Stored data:
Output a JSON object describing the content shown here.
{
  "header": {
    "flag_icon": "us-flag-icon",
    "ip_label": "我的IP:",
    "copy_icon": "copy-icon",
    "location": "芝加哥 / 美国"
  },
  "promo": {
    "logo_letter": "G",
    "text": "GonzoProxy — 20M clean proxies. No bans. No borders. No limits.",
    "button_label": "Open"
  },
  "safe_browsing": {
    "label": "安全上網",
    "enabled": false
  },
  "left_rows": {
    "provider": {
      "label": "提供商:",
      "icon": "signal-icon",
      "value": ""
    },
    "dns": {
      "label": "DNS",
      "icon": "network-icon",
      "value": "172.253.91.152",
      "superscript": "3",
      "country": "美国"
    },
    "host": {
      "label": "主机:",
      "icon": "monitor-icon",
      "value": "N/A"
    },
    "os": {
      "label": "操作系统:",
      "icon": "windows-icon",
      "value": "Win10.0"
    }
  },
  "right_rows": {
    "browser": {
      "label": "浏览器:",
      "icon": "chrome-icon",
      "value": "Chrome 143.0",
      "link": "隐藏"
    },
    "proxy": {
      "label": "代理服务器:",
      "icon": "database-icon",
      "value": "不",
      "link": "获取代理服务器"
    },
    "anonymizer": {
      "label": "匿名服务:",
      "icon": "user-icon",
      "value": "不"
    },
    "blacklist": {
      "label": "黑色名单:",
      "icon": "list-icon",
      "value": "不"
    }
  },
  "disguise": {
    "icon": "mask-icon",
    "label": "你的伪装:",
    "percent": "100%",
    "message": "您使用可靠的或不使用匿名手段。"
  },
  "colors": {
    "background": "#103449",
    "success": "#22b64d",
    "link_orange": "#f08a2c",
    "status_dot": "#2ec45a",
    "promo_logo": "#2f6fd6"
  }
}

◆ **PROBLEM**: Reproduce the listing above verbatim, from first line to last.

◆ **EXERCISE OUTPUT**:
Output a JSON object describing the content shown here.
{
  "header": {
    "flag_icon": "us-flag-icon",
    "ip_label": "我的IP:",
    "copy_icon": "copy-icon",
    "location": "芝加哥 / 美国"
  },
  "promo": {
    "logo_letter": "G",
    "text": "GonzoProxy — 20M clean proxies. No bans. No borders. No limits.",
    "button_label": "Open"
  },
  "safe_browsing": {
    "label": "安全上網",
    "enabled": false
  },
  "left_rows": {
    "provider": {
      "label": "提供商:",
      "icon": "signal-icon",
      "value": ""
    },
    "dns": {
      "label": "DNS",
      "icon": "network-icon",
      "value": "172.253.91.152",
      "superscript": "3",
      "country": "美国"
    },
    "host": {
      "label": "主机:",
      "icon": "monitor-icon",
      "value": "N/A"
    },
    "os": {
      "label": "操作系统:",
      "icon": "windows-icon",
      "value": "Win10.0"
    }
  },
  "right_rows": {
    "browser": {
      "label": "浏览器:",
      "icon": "chrome-icon",
      "value": "Chrome 143.0",
      "link": "隐藏"
    },
    "proxy": {
      "label": "代理服务器:",
      "icon": "database-icon",
      "value": "不",
      "link": "获取代理服务器"
    },
    "anonymizer": {
      "label": "匿名服务:",
      "icon": "user-icon",
      "value": "不"
    },
    "blacklist": {
      "label": "黑色名单:",
      "icon": "list-icon",
      "value": "不"
    }
  },
  "disguise": {
    "icon": "mask-icon",
    "label": "你的伪装:",
    "percent": "100%",
    "message": "您使用可靠的或不使用匿名手段。"
  },
  "colors": {
    "background": "#103449",
    "success": "#22b64d",
    "link_orange": "#f08a2c",
    "status_dot": "#2ec45a",
    "promo_logo": "#2f6fd6"
  }
}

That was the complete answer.